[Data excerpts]
— begin —

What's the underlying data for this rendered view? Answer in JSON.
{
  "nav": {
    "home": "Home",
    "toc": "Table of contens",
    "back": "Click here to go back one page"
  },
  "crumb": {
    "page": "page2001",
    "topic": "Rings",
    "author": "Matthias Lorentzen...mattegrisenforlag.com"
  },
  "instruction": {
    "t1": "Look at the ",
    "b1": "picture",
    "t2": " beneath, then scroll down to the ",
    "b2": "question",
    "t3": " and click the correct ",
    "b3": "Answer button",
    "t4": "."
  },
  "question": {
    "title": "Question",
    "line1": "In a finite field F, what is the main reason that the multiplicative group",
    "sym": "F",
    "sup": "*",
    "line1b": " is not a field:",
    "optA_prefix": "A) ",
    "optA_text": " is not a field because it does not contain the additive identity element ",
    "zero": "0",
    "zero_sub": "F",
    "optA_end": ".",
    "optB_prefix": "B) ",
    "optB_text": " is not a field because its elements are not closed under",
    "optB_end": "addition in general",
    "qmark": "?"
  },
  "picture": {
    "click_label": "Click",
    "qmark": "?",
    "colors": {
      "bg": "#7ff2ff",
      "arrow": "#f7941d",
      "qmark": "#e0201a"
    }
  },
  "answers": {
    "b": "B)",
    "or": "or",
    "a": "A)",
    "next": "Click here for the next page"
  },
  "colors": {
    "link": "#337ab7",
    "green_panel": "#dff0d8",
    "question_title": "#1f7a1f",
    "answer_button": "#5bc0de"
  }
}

— end —

Filter the entries down to the lines with the word "because" in them.

    "optA_text": " is not a field because it does not contain the additive identity element ",
    "optB_text": " is not a field because its elements are not closed under",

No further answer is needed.